--- Begin Records for this task ---
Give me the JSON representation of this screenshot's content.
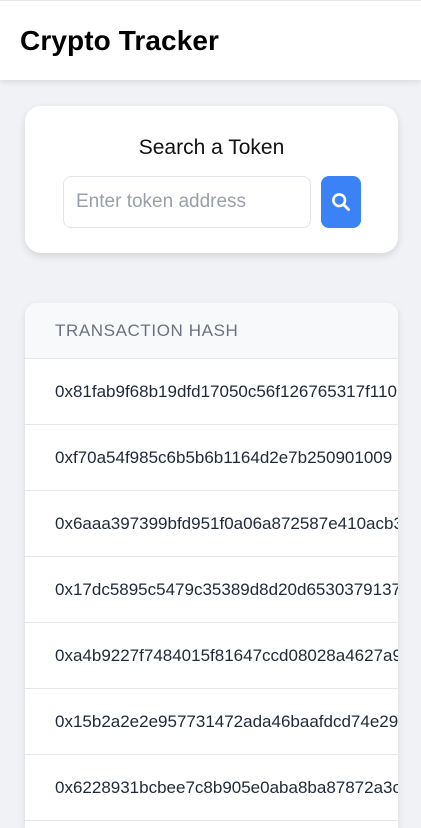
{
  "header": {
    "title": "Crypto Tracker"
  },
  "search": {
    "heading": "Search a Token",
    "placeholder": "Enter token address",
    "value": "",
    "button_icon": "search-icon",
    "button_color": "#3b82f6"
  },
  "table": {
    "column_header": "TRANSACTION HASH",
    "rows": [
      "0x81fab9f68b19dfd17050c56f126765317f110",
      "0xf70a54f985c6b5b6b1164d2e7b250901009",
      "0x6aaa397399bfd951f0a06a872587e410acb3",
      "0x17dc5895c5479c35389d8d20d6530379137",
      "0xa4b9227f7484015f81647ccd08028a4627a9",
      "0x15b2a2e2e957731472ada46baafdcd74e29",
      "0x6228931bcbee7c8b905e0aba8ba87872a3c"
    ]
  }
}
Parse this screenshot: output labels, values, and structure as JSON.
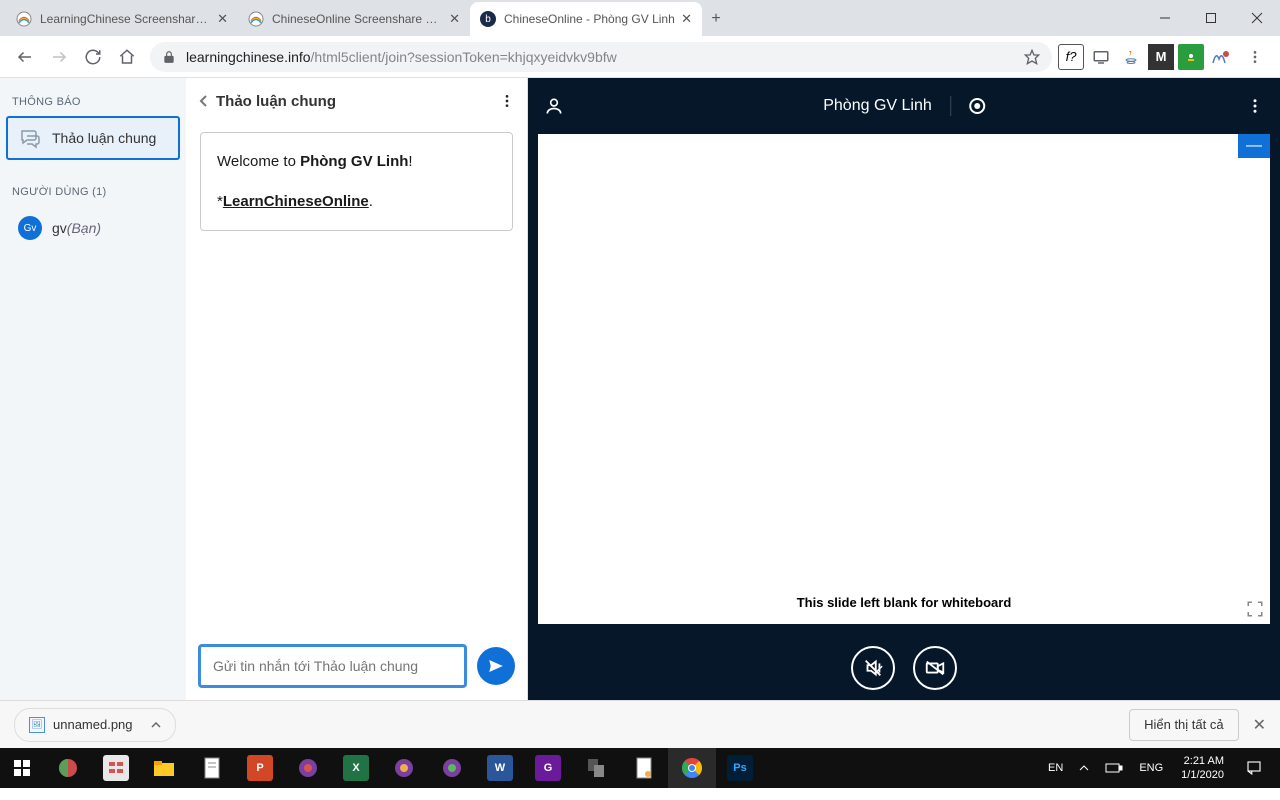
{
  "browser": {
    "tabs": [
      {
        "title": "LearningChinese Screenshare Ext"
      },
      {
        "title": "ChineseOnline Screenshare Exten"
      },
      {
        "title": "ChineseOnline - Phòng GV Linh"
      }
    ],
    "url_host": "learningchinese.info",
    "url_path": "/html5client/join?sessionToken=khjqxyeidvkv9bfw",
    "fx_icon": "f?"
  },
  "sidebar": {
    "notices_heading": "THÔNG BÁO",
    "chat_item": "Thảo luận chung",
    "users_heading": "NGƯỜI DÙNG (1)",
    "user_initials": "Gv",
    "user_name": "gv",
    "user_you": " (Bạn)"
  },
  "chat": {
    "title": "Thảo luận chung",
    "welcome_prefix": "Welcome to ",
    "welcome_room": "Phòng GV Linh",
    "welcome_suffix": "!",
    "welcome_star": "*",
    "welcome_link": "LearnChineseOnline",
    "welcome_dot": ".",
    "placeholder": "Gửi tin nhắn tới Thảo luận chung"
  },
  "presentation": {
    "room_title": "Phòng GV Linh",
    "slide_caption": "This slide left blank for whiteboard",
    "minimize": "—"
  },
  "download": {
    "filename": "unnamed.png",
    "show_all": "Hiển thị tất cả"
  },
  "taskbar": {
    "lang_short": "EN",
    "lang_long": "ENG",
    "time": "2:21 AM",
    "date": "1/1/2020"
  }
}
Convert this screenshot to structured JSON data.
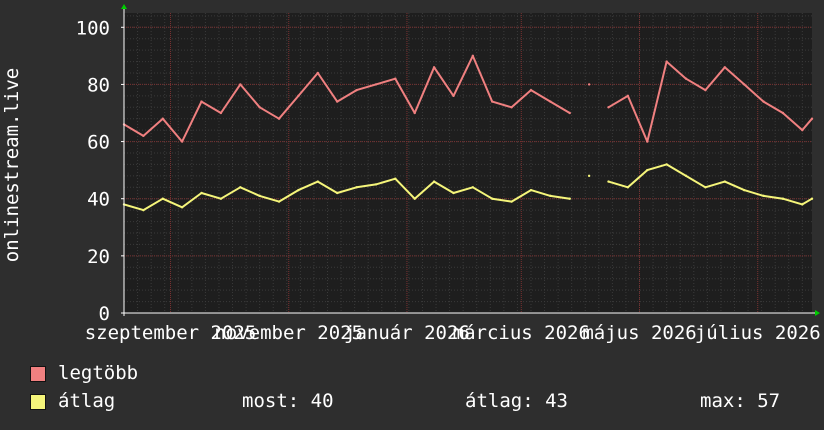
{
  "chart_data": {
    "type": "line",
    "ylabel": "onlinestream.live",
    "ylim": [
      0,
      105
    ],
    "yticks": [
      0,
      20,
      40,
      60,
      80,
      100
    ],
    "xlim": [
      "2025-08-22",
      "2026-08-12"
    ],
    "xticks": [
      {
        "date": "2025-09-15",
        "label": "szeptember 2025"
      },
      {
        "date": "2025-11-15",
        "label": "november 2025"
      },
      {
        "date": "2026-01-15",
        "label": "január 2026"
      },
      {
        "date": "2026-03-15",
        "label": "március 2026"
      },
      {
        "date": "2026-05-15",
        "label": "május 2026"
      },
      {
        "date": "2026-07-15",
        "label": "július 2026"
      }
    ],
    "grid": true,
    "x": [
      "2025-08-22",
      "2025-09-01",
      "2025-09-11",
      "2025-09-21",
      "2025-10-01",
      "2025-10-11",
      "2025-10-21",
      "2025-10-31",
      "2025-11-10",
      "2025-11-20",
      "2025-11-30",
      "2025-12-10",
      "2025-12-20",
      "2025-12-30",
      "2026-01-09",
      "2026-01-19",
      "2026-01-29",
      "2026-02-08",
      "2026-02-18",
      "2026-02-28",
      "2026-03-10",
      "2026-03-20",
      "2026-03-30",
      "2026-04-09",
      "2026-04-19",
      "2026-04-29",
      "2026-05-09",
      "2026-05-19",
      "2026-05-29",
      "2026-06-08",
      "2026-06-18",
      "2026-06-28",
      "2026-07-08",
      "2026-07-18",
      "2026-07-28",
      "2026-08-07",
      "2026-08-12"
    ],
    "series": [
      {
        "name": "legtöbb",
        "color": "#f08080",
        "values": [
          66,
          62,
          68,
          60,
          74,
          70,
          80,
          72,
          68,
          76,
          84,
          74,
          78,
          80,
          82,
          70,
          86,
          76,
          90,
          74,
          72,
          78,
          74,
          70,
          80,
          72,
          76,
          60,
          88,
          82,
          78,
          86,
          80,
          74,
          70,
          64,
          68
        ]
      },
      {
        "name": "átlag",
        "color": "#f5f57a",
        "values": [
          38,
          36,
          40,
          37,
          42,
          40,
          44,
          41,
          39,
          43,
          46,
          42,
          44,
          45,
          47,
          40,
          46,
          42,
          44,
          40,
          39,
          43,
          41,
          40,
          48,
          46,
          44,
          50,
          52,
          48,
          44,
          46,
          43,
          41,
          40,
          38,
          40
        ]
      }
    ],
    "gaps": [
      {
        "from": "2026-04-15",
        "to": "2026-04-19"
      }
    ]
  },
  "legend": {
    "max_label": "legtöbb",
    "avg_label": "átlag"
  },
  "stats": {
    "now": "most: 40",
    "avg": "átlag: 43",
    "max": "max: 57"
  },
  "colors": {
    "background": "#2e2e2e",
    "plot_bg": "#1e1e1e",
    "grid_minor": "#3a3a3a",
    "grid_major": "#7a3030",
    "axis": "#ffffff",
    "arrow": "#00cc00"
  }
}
--- End Records for this task ---
## Problem
Write out the listing above again, exactly, but with no pictures in the copy.

## Response below
Give me the JSON representation of this screenshot's content.
{
  "header": {
    "title": "Crypto Tracker"
  },
  "search": {
    "heading": "Search a Token",
    "placeholder": "Enter token address",
    "value": "",
    "button_icon": "search-icon",
    "button_color": "#3b82f6"
  },
  "table": {
    "column_header": "TRANSACTION HASH",
    "rows": [
      "0x81fab9f68b19dfd17050c56f126765317f110",
      "0xf70a54f985c6b5b6b1164d2e7b250901009",
      "0x6aaa397399bfd951f0a06a872587e410acb3",
      "0x17dc5895c5479c35389d8d20d6530379137",
      "0xa4b9227f7484015f81647ccd08028a4627a9",
      "0x15b2a2e2e957731472ada46baafdcd74e29",
      "0x6228931bcbee7c8b905e0aba8ba87872a3c"
    ]
  }
}
Parse this screenshot: output labels, values, and structure as JSON.
{
  "browser": {
    "tabs": [
      {
        "title": "LearningChinese Screenshare Ext"
      },
      {
        "title": "ChineseOnline Screenshare Exten"
      },
      {
        "title": "ChineseOnline - Phòng GV Linh"
      }
    ],
    "url_host": "learningchinese.info",
    "url_path": "/html5client/join?sessionToken=khjqxyeidvkv9bfw",
    "fx_icon": "f?"
  },
  "sidebar": {
    "notices_heading": "THÔNG BÁO",
    "chat_item": "Thảo luận chung",
    "users_heading": "NGƯỜI DÙNG (1)",
    "user_initials": "Gv",
    "user_name": "gv",
    "user_you": " (Bạn)"
  },
  "chat": {
    "title": "Thảo luận chung",
    "welcome_prefix": "Welcome to ",
    "welcome_room": "Phòng GV Linh",
    "welcome_suffix": "!",
    "welcome_star": "*",
    "welcome_link": "LearnChineseOnline",
    "welcome_dot": ".",
    "placeholder": "Gửi tin nhắn tới Thảo luận chung"
  },
  "presentation": {
    "room_title": "Phòng GV Linh",
    "slide_caption": "This slide left blank for whiteboard",
    "minimize": "—"
  },
  "download": {
    "filename": "unnamed.png",
    "show_all": "Hiển thị tất cả"
  },
  "taskbar": {
    "lang_short": "EN",
    "lang_long": "ENG",
    "time": "2:21 AM",
    "date": "1/1/2020"
  }
}
Convert this screenshot to structured JSON data.
{
  "chart_data": {
    "type": "line",
    "ylabel": "onlinestream.live",
    "ylim": [
      0,
      105
    ],
    "yticks": [
      0,
      20,
      40,
      60,
      80,
      100
    ],
    "xlim": [
      "2025-08-22",
      "2026-08-12"
    ],
    "xticks": [
      {
        "date": "2025-09-15",
        "label": "szeptember 2025"
      },
      {
        "date": "2025-11-15",
        "label": "november 2025"
      },
      {
        "date": "2026-01-15",
        "label": "január 2026"
      },
      {
        "date": "2026-03-15",
        "label": "március 2026"
      },
      {
        "date": "2026-05-15",
        "label": "május 2026"
      },
      {
        "date": "2026-07-15",
        "label": "július 2026"
      }
    ],
    "grid": true,
    "x": [
      "2025-08-22",
      "2025-09-01",
      "2025-09-11",
      "2025-09-21",
      "2025-10-01",
      "2025-10-11",
      "2025-10-21",
      "2025-10-31",
      "2025-11-10",
      "2025-11-20",
      "2025-11-30",
      "2025-12-10",
      "2025-12-20",
      "2025-12-30",
      "2026-01-09",
      "2026-01-19",
      "2026-01-29",
      "2026-02-08",
      "2026-02-18",
      "2026-02-28",
      "2026-03-10",
      "2026-03-20",
      "2026-03-30",
      "2026-04-09",
      "2026-04-19",
      "2026-04-29",
      "2026-05-09",
      "2026-05-19",
      "2026-05-29",
      "2026-06-08",
      "2026-06-18",
      "2026-06-28",
      "2026-07-08",
      "2026-07-18",
      "2026-07-28",
      "2026-08-07",
      "2026-08-12"
    ],
    "series": [
      {
        "name": "legtöbb",
        "color": "#f08080",
        "values": [
          66,
          62,
          68,
          60,
          74,
          70,
          80,
          72,
          68,
          76,
          84,
          74,
          78,
          80,
          82,
          70,
          86,
          76,
          90,
          74,
          72,
          78,
          74,
          70,
          80,
          72,
          76,
          60,
          88,
          82,
          78,
          86,
          80,
          74,
          70,
          64,
          68
        ]
      },
      {
        "name": "átlag",
        "color": "#f5f57a",
        "values": [
          38,
          36,
          40,
          37,
          42,
          40,
          44,
          41,
          39,
          43,
          46,
          42,
          44,
          45,
          47,
          40,
          46,
          42,
          44,
          40,
          39,
          43,
          41,
          40,
          48,
          46,
          44,
          50,
          52,
          48,
          44,
          46,
          43,
          41,
          40,
          38,
          40
        ]
      }
    ],
    "gaps": [
      {
        "from": "2026-04-15",
        "to": "2026-04-19"
      }
    ]
  },
  "legend": {
    "max_label": "legtöbb",
    "avg_label": "átlag"
  },
  "stats": {
    "now": "most: 40",
    "avg": "átlag: 43",
    "max": "max: 57"
  },
  "colors": {
    "background": "#2e2e2e",
    "plot_bg": "#1e1e1e",
    "grid_minor": "#3a3a3a",
    "grid_major": "#7a3030",
    "axis": "#ffffff",
    "arrow": "#00cc00"
  }
}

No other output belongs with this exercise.